Dataset entries

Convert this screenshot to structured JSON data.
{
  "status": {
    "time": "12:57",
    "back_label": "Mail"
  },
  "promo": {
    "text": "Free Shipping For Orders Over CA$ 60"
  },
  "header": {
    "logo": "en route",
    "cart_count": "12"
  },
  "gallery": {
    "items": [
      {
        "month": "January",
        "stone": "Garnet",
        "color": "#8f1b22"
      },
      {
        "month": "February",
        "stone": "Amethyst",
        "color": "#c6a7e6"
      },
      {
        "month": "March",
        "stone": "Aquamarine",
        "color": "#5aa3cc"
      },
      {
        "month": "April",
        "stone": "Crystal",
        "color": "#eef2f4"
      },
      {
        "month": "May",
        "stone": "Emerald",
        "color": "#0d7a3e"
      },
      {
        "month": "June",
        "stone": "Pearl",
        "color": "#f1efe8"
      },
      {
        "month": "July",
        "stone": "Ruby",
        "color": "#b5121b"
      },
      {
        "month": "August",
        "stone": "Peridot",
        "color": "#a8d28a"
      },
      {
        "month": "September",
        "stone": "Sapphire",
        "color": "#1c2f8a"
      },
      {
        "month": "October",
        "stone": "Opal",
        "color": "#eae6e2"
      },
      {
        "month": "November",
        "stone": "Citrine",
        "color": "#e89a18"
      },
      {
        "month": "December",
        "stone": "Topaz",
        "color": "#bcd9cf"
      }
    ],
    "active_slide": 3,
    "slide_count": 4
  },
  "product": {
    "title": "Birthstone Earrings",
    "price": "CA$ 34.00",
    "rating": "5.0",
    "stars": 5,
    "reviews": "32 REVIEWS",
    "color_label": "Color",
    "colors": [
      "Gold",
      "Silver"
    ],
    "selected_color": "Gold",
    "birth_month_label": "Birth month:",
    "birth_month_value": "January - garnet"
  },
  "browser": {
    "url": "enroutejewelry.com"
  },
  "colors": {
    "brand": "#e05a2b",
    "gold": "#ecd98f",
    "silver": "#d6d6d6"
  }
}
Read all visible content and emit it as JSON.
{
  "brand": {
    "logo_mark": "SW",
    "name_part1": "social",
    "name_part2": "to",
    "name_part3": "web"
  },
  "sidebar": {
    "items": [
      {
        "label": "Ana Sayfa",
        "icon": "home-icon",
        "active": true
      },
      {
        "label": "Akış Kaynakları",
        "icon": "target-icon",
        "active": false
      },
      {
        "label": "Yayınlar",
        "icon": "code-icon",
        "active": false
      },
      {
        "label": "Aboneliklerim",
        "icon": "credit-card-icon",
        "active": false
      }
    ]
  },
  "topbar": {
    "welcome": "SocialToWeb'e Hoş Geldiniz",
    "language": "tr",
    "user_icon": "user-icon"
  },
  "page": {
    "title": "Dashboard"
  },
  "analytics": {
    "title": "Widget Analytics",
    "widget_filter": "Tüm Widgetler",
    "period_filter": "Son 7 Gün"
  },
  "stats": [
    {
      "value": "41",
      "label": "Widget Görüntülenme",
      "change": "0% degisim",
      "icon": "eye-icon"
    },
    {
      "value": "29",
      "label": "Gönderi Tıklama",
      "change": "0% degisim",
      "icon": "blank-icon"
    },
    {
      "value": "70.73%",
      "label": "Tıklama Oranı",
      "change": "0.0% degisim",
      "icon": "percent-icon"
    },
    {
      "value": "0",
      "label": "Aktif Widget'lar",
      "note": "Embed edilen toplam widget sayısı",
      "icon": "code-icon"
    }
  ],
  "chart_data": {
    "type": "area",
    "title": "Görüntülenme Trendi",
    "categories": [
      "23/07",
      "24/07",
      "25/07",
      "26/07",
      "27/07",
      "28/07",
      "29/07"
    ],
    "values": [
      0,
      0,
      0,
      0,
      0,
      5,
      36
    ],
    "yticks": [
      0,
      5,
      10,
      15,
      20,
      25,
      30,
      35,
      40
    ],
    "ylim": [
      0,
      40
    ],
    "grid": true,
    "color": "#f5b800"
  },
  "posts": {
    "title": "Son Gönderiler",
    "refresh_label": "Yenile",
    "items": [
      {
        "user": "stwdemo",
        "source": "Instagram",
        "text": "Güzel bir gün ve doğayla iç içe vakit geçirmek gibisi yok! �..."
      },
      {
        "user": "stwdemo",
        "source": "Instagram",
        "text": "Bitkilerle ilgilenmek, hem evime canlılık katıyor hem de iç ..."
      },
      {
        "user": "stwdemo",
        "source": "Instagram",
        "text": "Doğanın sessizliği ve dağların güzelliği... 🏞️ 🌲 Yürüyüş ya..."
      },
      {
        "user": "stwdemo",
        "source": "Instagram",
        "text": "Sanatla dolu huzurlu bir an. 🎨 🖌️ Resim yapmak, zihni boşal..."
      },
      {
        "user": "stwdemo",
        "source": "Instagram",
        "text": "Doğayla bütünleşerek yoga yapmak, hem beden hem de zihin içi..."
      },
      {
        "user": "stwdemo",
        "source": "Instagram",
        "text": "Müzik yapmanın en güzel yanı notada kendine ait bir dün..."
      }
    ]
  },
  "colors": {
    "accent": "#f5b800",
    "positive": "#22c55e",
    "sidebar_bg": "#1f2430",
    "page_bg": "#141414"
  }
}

Instruction
Extract each line of the material exactly as it stands.

Task solution
Convert this screenshot to structured JSON data.
{
  "status": {
    "time": "12:57",
    "back_label": "Mail"
  },
  "promo": {
    "text": "Free Shipping For Orders Over CA$ 60"
  },
  "header": {
    "logo": "en route",
    "cart_count": "12"
  },
  "gallery": {
    "items": [
      {
        "month": "January",
        "stone": "Garnet",
        "color": "#8f1b22"
      },
      {
        "month": "February",
        "stone": "Amethyst",
        "color": "#c6a7e6"
      },
      {
        "month": "March",
        "stone": "Aquamarine",
        "color": "#5aa3cc"
      },
      {
        "month": "April",
        "stone": "Crystal",
        "color": "#eef2f4"
      },
      {
        "month": "May",
        "stone": "Emerald",
        "color": "#0d7a3e"
      },
      {
        "month": "June",
        "stone": "Pearl",
        "color": "#f1efe8"
      },
      {
        "month": "July",
        "stone": "Ruby",
        "color": "#b5121b"
      },
      {
        "month": "August",
        "stone": "Peridot",
        "color": "#a8d28a"
      },
      {
        "month": "September",
        "stone": "Sapphire",
        "color": "#1c2f8a"
      },
      {
        "month": "October",
        "stone": "Opal",
        "color": "#eae6e2"
      },
      {
        "month": "November",
        "stone": "Citrine",
        "color": "#e89a18"
      },
      {
        "month": "December",
        "stone": "Topaz",
        "color": "#bcd9cf"
      }
    ],
    "active_slide": 3,
    "slide_count": 4
  },
  "product": {
    "title": "Birthstone Earrings",
    "price": "CA$ 34.00",
    "rating": "5.0",
    "stars": 5,
    "reviews": "32 REVIEWS",
    "color_label": "Color",
    "colors": [
      "Gold",
      "Silver"
    ],
    "selected_color": "Gold",
    "birth_month_label": "Birth month:",
    "birth_month_value": "January - garnet"
  },
  "browser": {
    "url": "enroutejewelry.com"
  },
  "colors": {
    "brand": "#e05a2b",
    "gold": "#ecd98f",
    "silver": "#d6d6d6"
  }
}
Read all visible content and emit it as JSON.
{
  "brand": {
    "logo_mark": "SW",
    "name_part1": "social",
    "name_part2": "to",
    "name_part3": "web"
  },
  "sidebar": {
    "items": [
      {
        "label": "Ana Sayfa",
        "icon": "home-icon",
        "active": true
      },
      {
        "label": "Akış Kaynakları",
        "icon": "target-icon",
        "active": false
      },
      {
        "label": "Yayınlar",
        "icon": "code-icon",
        "active": false
      },
      {
        "label": "Aboneliklerim",
        "icon": "credit-card-icon",
        "active": false
      }
    ]
  },
  "topbar": {
    "welcome": "SocialToWeb'e Hoş Geldiniz",
    "language": "tr",
    "user_icon": "user-icon"
  },
  "page": {
    "title": "Dashboard"
  },
  "analytics": {
    "title": "Widget Analytics",
    "widget_filter": "Tüm Widgetler",
    "period_filter": "Son 7 Gün"
  },
  "stats": [
    {
      "value": "41",
      "label": "Widget Görüntülenme",
      "change": "0% degisim",
      "icon": "eye-icon"
    },
    {
      "value": "29",
      "label": "Gönderi Tıklama",
      "change": "0% degisim",
      "icon": "blank-icon"
    },
    {
      "value": "70.73%",
      "label": "Tıklama Oranı",
      "change": "0.0% degisim",
      "icon": "percent-icon"
    },
    {
      "value": "0",
      "label": "Aktif Widget'lar",
      "note": "Embed edilen toplam widget sayısı",
      "icon": "code-icon"
    }
  ],
  "chart_data": {
    "type": "area",
    "title": "Görüntülenme Trendi",
    "categories": [
      "23/07",
      "24/07",
      "25/07",
      "26/07",
      "27/07",
      "28/07",
      "29/07"
    ],
    "values": [
      0,
      0,
      0,
      0,
      0,
      5,
      36
    ],
    "yticks": [
      0,
      5,
      10,
      15,
      20,
      25,
      30,
      35,
      40
    ],
    "ylim": [
      0,
      40
    ],
    "grid": true,
    "color": "#f5b800"
  },
  "posts": {
    "title": "Son Gönderiler",
    "refresh_label": "Yenile",
    "items": [
      {
        "user": "stwdemo",
        "source": "Instagram",
        "text": "Güzel bir gün ve doğayla iç içe vakit geçirmek gibisi yok! �..."
      },
      {
        "user": "stwdemo",
        "source": "Instagram",
        "text": "Bitkilerle ilgilenmek, hem evime canlılık katıyor hem de iç ..."
      },
      {
        "user": "stwdemo",
        "source": "Instagram",
        "text": "Doğanın sessizliği ve dağların güzelliği... 🏞️ 🌲 Yürüyüş ya..."
      },
      {
        "user": "stwdemo",
        "source": "Instagram",
        "text": "Sanatla dolu huzurlu bir an. 🎨 🖌️ Resim yapmak, zihni boşal..."
      },
      {
        "user": "stwdemo",
        "source": "Instagram",
        "text": "Doğayla bütünleşerek yoga yapmak, hem beden hem de zihin içi..."
      },
      {
        "user": "stwdemo",
        "source": "Instagram",
        "text": "Müzik yapmanın en güzel yanı notada kendine ait bir dün..."
      }
    ]
  },
  "colors": {
    "accent": "#f5b800",
    "positive": "#22c55e",
    "sidebar_bg": "#1f2430",
    "page_bg": "#141414"
  }
}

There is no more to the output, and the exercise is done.